▶ **EXERCISE DESCRIPTION**: Your task is to print every entry below exactly as given.

***** RECORDS FOR THE TASK *****

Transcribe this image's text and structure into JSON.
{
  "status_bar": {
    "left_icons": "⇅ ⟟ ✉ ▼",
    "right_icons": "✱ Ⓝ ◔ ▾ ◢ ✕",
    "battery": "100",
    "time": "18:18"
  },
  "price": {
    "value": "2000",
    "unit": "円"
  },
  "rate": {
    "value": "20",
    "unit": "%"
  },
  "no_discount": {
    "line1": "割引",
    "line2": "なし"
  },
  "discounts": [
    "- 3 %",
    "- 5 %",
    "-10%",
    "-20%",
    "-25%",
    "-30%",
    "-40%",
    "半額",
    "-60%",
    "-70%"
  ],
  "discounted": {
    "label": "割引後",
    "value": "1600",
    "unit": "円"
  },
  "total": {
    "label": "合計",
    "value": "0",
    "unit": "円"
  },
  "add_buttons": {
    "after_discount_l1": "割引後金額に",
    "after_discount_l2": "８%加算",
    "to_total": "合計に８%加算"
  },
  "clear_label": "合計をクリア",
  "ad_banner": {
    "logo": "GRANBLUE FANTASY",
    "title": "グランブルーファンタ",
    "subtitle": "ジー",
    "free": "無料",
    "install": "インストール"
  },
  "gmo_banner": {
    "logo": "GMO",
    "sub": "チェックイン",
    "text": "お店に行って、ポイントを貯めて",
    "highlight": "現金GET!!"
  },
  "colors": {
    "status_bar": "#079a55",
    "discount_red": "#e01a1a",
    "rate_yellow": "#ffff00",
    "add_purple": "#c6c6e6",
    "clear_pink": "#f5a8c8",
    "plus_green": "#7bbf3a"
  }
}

*****

▶ **RESULT OF THE TASK**:
Transcribe this image's text and structure into JSON.
{
  "status_bar": {
    "left_icons": "⇅ ⟟ ✉ ▼",
    "right_icons": "✱ Ⓝ ◔ ▾ ◢ ✕",
    "battery": "100",
    "time": "18:18"
  },
  "price": {
    "value": "2000",
    "unit": "円"
  },
  "rate": {
    "value": "20",
    "unit": "%"
  },
  "no_discount": {
    "line1": "割引",
    "line2": "なし"
  },
  "discounts": [
    "- 3 %",
    "- 5 %",
    "-10%",
    "-20%",
    "-25%",
    "-30%",
    "-40%",
    "半額",
    "-60%",
    "-70%"
  ],
  "discounted": {
    "label": "割引後",
    "value": "1600",
    "unit": "円"
  },
  "total": {
    "label": "合計",
    "value": "0",
    "unit": "円"
  },
  "add_buttons": {
    "after_discount_l1": "割引後金額に",
    "after_discount_l2": "８%加算",
    "to_total": "合計に８%加算"
  },
  "clear_label": "合計をクリア",
  "ad_banner": {
    "logo": "GRANBLUE FANTASY",
    "title": "グランブルーファンタ",
    "subtitle": "ジー",
    "free": "無料",
    "install": "インストール"
  },
  "gmo_banner": {
    "logo": "GMO",
    "sub": "チェックイン",
    "text": "お店に行って、ポイントを貯めて",
    "highlight": "現金GET!!"
  },
  "colors": {
    "status_bar": "#079a55",
    "discount_red": "#e01a1a",
    "rate_yellow": "#ffff00",
    "add_purple": "#c6c6e6",
    "clear_pink": "#f5a8c8",
    "plus_green": "#7bbf3a"
  }
}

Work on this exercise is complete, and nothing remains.